Task description
Keep only those lines of the records that include the string "year".

Supplied information

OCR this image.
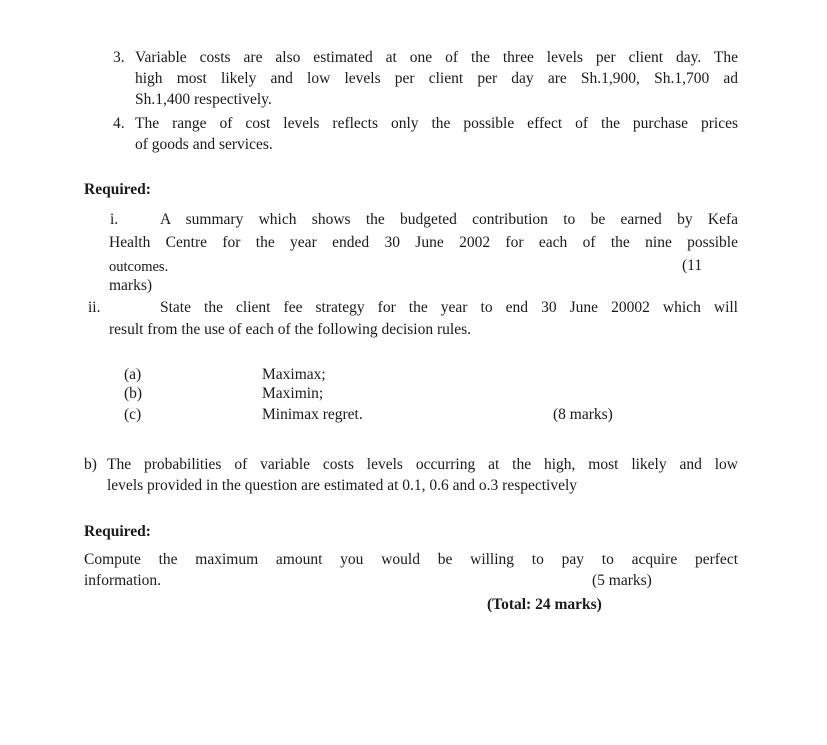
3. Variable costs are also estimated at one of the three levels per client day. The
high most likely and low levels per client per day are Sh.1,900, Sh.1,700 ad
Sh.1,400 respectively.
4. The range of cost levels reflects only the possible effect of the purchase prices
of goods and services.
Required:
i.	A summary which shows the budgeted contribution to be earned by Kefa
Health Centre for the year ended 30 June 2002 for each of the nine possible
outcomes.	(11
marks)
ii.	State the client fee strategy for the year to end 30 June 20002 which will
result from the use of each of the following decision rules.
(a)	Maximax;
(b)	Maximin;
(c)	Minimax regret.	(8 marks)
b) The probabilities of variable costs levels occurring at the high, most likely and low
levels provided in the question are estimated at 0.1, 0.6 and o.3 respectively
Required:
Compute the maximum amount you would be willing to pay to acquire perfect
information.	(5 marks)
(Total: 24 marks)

--

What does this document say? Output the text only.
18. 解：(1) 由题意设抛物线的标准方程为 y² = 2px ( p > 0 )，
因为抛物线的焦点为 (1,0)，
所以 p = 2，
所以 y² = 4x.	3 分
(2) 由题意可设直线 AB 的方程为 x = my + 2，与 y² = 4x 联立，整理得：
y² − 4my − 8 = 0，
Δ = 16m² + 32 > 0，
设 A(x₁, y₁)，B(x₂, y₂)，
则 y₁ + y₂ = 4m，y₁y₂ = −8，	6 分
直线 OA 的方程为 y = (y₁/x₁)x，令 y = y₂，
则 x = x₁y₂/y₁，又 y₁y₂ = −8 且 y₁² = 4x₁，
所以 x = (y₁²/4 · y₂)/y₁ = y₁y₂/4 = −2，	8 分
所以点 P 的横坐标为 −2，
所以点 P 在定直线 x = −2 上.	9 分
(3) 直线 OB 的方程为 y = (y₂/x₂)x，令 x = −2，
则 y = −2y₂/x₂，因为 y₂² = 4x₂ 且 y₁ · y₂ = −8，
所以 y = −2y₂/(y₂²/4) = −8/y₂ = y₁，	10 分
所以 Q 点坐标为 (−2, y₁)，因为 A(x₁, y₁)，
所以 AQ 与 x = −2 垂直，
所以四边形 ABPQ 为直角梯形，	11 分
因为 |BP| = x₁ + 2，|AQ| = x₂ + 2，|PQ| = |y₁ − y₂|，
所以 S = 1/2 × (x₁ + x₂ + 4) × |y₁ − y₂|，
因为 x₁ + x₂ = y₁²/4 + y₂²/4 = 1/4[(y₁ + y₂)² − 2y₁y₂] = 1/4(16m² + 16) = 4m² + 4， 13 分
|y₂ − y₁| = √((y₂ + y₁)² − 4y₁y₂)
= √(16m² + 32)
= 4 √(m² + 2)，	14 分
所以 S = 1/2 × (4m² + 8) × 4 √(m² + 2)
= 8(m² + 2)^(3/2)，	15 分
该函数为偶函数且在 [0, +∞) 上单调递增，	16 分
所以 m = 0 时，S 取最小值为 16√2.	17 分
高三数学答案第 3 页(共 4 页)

Full response
Health Centre for the year ended 30 June 2002 for each of the nine possible
ii.	State the client fee strategy for the year to end 30 June 20002 which will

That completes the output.